═════ Input

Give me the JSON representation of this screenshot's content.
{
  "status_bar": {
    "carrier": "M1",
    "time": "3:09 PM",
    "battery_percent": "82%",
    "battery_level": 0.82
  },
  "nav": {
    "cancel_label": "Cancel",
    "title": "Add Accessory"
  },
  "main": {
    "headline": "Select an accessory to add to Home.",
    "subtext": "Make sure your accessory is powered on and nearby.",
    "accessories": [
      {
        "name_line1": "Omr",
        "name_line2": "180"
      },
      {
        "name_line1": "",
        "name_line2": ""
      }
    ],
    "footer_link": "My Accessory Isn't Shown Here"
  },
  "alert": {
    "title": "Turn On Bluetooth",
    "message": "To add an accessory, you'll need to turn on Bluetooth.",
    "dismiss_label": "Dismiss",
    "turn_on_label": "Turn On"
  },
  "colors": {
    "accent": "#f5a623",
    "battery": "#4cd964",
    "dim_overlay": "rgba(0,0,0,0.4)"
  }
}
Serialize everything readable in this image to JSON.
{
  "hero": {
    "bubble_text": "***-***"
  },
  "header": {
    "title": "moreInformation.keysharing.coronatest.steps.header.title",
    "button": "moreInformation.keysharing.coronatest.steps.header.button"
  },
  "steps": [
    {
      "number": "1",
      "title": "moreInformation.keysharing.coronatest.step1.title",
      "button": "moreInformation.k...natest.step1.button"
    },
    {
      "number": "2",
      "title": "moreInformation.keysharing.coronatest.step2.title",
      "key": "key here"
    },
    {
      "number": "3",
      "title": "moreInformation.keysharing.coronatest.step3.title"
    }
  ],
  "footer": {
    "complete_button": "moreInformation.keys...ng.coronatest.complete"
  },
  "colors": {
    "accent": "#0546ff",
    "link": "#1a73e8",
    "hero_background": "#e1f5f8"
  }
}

══════════

**Task objective:**
Give the material above again, word for word.

**Task result:**
Give me the JSON representation of this screenshot's content.
{
  "status_bar": {
    "carrier": "M1",
    "time": "3:09 PM",
    "battery_percent": "82%",
    "battery_level": 0.82
  },
  "nav": {
    "cancel_label": "Cancel",
    "title": "Add Accessory"
  },
  "main": {
    "headline": "Select an accessory to add to Home.",
    "subtext": "Make sure your accessory is powered on and nearby.",
    "accessories": [
      {
        "name_line1": "Omr",
        "name_line2": "180"
      },
      {
        "name_line1": "",
        "name_line2": ""
      }
    ],
    "footer_link": "My Accessory Isn't Shown Here"
  },
  "alert": {
    "title": "Turn On Bluetooth",
    "message": "To add an accessory, you'll need to turn on Bluetooth.",
    "dismiss_label": "Dismiss",
    "turn_on_label": "Turn On"
  },
  "colors": {
    "accent": "#f5a623",
    "battery": "#4cd964",
    "dim_overlay": "rgba(0,0,0,0.4)"
  }
}
Serialize everything readable in this image to JSON.
{
  "hero": {
    "bubble_text": "***-***"
  },
  "header": {
    "title": "moreInformation.keysharing.coronatest.steps.header.title",
    "button": "moreInformation.keysharing.coronatest.steps.header.button"
  },
  "steps": [
    {
      "number": "1",
      "title": "moreInformation.keysharing.coronatest.step1.title",
      "button": "moreInformation.k...natest.step1.button"
    },
    {
      "number": "2",
      "title": "moreInformation.keysharing.coronatest.step2.title",
      "key": "key here"
    },
    {
      "number": "3",
      "title": "moreInformation.keysharing.coronatest.step3.title"
    }
  ],
  "footer": {
    "complete_button": "moreInformation.keys...ng.coronatest.complete"
  },
  "colors": {
    "accent": "#0546ff",
    "link": "#1a73e8",
    "hero_background": "#e1f5f8"
  }
}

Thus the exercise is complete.